*Problem requirements*
Output all entries verbatim. Skip pictures.

(begin)

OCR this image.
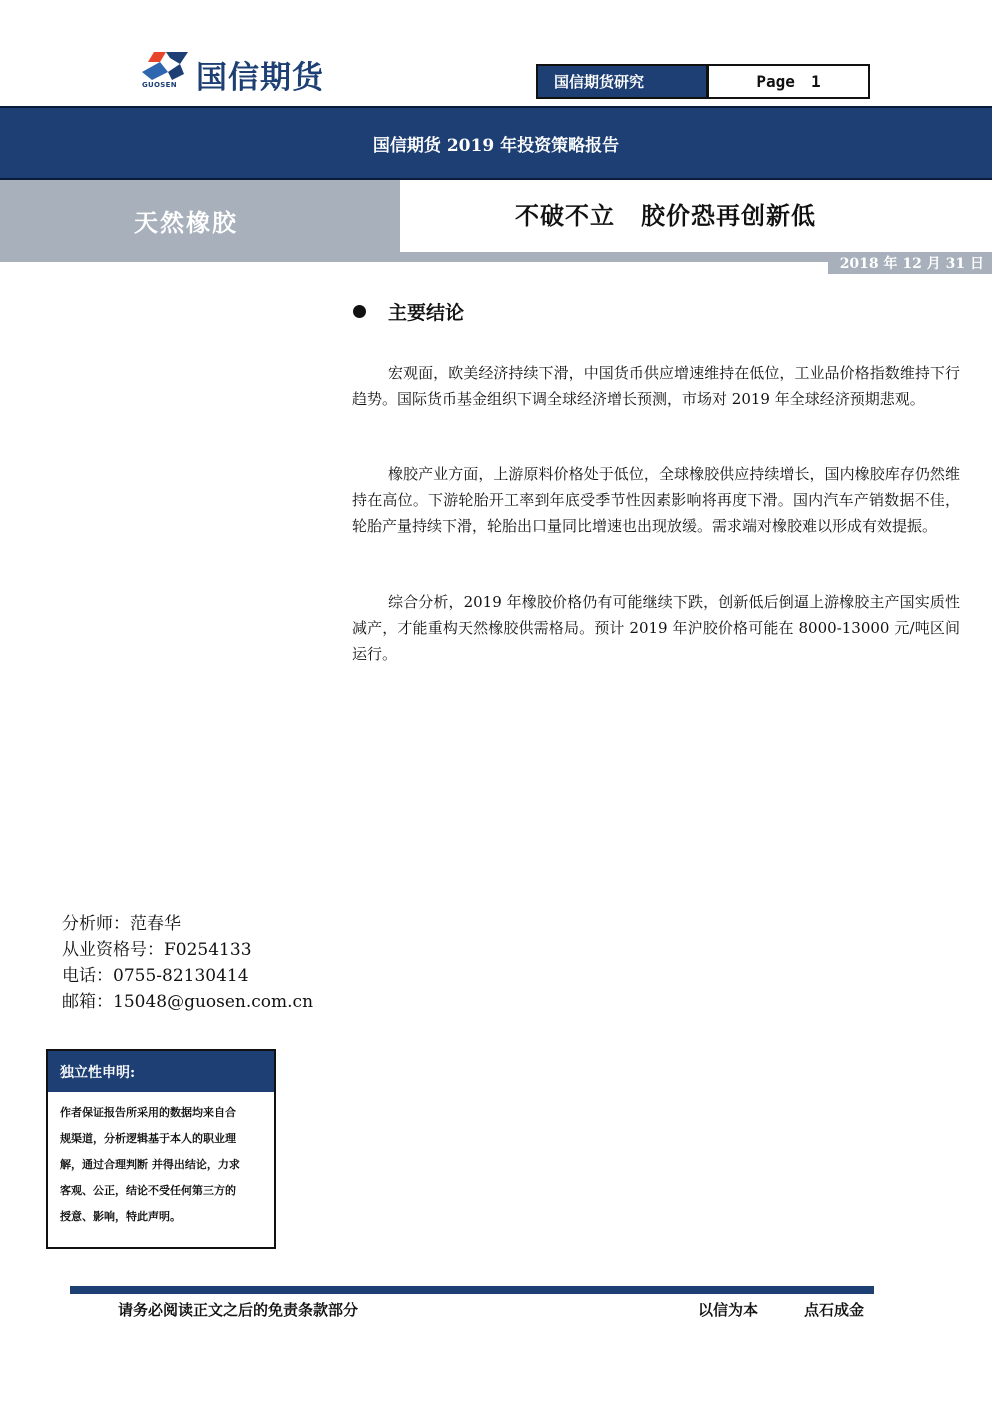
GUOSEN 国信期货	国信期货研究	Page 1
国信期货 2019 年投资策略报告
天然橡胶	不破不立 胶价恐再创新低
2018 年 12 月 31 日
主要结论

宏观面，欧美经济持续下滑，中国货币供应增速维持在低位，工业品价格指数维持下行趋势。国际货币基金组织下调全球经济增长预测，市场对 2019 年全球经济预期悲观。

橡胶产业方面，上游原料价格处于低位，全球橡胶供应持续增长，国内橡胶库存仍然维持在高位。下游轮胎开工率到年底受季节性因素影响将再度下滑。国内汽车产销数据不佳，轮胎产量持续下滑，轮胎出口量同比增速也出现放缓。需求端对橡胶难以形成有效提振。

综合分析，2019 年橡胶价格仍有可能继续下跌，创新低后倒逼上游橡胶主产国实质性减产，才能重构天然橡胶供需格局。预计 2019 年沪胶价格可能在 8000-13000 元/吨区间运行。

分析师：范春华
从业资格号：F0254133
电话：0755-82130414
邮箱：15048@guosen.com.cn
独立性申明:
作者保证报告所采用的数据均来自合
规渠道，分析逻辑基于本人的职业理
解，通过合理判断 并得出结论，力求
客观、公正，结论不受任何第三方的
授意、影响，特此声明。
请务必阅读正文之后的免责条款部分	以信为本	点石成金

(end)

*Reply*
OCR this image.
GUOSEN 国信期货	国信期货研究	Page 1
国信期货 2019 年投资策略报告
天然橡胶	不破不立 胶价恐再创新低
2018 年 12 月 31 日
主要结论

宏观面，欧美经济持续下滑，中国货币供应增速维持在低位，工业品价格指数维持下行趋势。国际货币基金组织下调全球经济增长预测，市场对 2019 年全球经济预期悲观。

橡胶产业方面，上游原料价格处于低位，全球橡胶供应持续增长，国内橡胶库存仍然维持在高位。下游轮胎开工率到年底受季节性因素影响将再度下滑。国内汽车产销数据不佳，轮胎产量持续下滑，轮胎出口量同比增速也出现放缓。需求端对橡胶难以形成有效提振。

综合分析，2019 年橡胶价格仍有可能继续下跌，创新低后倒逼上游橡胶主产国实质性减产，才能重构天然橡胶供需格局。预计 2019 年沪胶价格可能在 8000-13000 元/吨区间运行。

分析师：范春华
从业资格号：F0254133
电话：0755-82130414
邮箱：15048@guosen.com.cn
独立性申明:
作者保证报告所采用的数据均来自合
规渠道，分析逻辑基于本人的职业理
解，通过合理判断 并得出结论，力求
客观、公正，结论不受任何第三方的
授意、影响，特此声明。
请务必阅读正文之后的免责条款部分	以信为本	点石成金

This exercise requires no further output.